# DATA ENTRIES

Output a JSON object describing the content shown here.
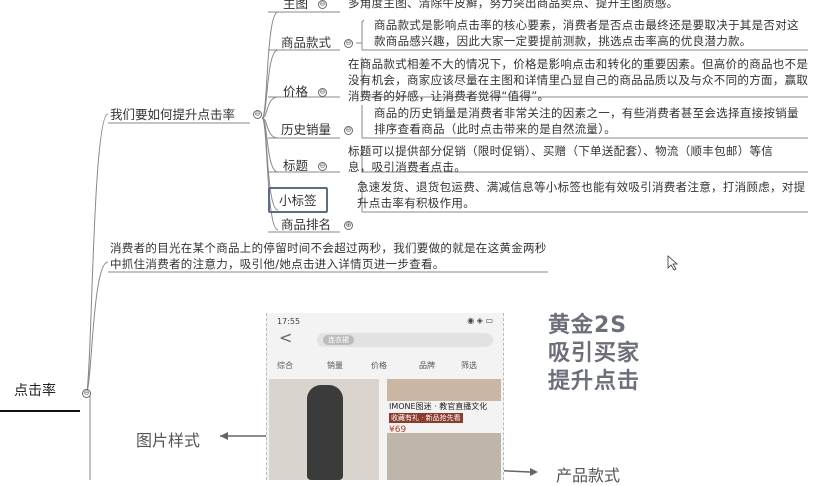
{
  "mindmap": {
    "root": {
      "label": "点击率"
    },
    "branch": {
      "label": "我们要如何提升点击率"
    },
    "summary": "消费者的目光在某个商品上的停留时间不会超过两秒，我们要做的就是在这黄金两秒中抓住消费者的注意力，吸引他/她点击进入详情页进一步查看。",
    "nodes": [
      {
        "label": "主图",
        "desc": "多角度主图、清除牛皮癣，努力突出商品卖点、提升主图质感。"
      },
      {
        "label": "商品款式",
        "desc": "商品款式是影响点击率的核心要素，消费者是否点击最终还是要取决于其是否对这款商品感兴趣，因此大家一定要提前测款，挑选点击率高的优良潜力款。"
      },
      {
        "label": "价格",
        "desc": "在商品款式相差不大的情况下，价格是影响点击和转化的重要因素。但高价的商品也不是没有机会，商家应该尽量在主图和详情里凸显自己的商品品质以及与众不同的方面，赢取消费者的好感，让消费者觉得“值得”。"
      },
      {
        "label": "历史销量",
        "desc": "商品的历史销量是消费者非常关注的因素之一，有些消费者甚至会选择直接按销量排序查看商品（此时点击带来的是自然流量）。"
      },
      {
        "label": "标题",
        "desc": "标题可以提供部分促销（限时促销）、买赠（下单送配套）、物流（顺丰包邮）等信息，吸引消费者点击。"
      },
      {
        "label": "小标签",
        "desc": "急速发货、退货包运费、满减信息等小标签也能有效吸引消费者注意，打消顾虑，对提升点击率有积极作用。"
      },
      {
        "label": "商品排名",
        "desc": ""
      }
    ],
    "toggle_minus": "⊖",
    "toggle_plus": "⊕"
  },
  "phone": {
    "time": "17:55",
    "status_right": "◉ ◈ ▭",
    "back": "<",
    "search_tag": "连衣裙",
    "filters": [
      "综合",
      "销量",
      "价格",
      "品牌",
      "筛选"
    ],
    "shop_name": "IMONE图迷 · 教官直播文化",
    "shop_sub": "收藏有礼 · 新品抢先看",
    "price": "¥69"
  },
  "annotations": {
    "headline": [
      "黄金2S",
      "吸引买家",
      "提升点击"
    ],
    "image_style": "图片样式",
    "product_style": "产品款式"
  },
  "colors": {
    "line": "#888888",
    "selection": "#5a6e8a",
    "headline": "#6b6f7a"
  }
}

# WRITTEN REQUEST
Which lines include "label"? Copy each of them out.

# OUTPUT
      "label": "点击率"
      "label": "我们要如何提升点击率"
        "label": "主图",
        "label": "商品款式",
        "label": "价格",
        "label": "历史销量",
        "label": "标题",
        "label": "小标签",
        "label": "商品排名",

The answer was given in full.